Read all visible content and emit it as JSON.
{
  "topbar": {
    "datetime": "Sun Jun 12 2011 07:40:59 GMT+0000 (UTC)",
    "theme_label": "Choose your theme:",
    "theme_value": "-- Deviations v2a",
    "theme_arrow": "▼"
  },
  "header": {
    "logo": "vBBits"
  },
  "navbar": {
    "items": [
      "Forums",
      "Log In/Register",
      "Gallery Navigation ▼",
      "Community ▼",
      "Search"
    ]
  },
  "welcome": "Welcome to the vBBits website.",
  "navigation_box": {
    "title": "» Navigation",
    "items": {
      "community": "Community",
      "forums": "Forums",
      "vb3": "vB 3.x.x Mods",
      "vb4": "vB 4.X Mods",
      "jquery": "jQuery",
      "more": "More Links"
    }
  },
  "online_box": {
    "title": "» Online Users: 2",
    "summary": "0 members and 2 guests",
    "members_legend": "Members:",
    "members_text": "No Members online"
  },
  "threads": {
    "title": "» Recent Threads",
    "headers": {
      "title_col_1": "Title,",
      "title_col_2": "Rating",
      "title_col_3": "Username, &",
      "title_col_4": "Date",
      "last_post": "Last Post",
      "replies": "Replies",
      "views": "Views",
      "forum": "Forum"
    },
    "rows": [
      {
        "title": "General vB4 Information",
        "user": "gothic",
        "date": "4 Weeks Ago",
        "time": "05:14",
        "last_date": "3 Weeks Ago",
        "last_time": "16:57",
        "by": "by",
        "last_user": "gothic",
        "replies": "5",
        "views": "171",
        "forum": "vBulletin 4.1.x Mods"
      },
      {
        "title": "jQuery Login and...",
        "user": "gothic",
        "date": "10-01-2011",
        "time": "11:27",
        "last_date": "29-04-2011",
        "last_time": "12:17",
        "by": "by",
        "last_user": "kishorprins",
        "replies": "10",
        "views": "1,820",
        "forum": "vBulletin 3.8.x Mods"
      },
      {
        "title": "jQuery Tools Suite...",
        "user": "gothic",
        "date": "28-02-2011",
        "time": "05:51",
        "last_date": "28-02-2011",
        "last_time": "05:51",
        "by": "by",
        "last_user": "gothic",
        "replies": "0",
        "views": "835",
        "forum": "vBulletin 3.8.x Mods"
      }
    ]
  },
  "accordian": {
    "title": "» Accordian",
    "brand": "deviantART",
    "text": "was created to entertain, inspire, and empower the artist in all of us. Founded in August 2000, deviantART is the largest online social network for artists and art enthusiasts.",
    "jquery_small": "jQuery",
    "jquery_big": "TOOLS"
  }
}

● ● ●

§ TASK DESCRIPTION
From the data above, extract every line in its exact form.

§ EXERCISE SOLUTION
Read all visible content and emit it as JSON.
{
  "topbar": {
    "datetime": "Sun Jun 12 2011 07:40:59 GMT+0000 (UTC)",
    "theme_label": "Choose your theme:",
    "theme_value": "-- Deviations v2a",
    "theme_arrow": "▼"
  },
  "header": {
    "logo": "vBBits"
  },
  "navbar": {
    "items": [
      "Forums",
      "Log In/Register",
      "Gallery Navigation ▼",
      "Community ▼",
      "Search"
    ]
  },
  "welcome": "Welcome to the vBBits website.",
  "navigation_box": {
    "title": "» Navigation",
    "items": {
      "community": "Community",
      "forums": "Forums",
      "vb3": "vB 3.x.x Mods",
      "vb4": "vB 4.X Mods",
      "jquery": "jQuery",
      "more": "More Links"
    }
  },
  "online_box": {
    "title": "» Online Users: 2",
    "summary": "0 members and 2 guests",
    "members_legend": "Members:",
    "members_text": "No Members online"
  },
  "threads": {
    "title": "» Recent Threads",
    "headers": {
      "title_col_1": "Title,",
      "title_col_2": "Rating",
      "title_col_3": "Username, &",
      "title_col_4": "Date",
      "last_post": "Last Post",
      "replies": "Replies",
      "views": "Views",
      "forum": "Forum"
    },
    "rows": [
      {
        "title": "General vB4 Information",
        "user": "gothic",
        "date": "4 Weeks Ago",
        "time": "05:14",
        "last_date": "3 Weeks Ago",
        "last_time": "16:57",
        "by": "by",
        "last_user": "gothic",
        "replies": "5",
        "views": "171",
        "forum": "vBulletin 4.1.x Mods"
      },
      {
        "title": "jQuery Login and...",
        "user": "gothic",
        "date": "10-01-2011",
        "time": "11:27",
        "last_date": "29-04-2011",
        "last_time": "12:17",
        "by": "by",
        "last_user": "kishorprins",
        "replies": "10",
        "views": "1,820",
        "forum": "vBulletin 3.8.x Mods"
      },
      {
        "title": "jQuery Tools Suite...",
        "user": "gothic",
        "date": "28-02-2011",
        "time": "05:51",
        "last_date": "28-02-2011",
        "last_time": "05:51",
        "by": "by",
        "last_user": "gothic",
        "replies": "0",
        "views": "835",
        "forum": "vBulletin 3.8.x Mods"
      }
    ]
  },
  "accordian": {
    "title": "» Accordian",
    "brand": "deviantART",
    "text": "was created to entertain, inspire, and empower the artist in all of us. Founded in August 2000, deviantART is the largest online social network for artists and art enthusiasts.",
    "jquery_small": "jQuery",
    "jquery_big": "TOOLS"
  }
}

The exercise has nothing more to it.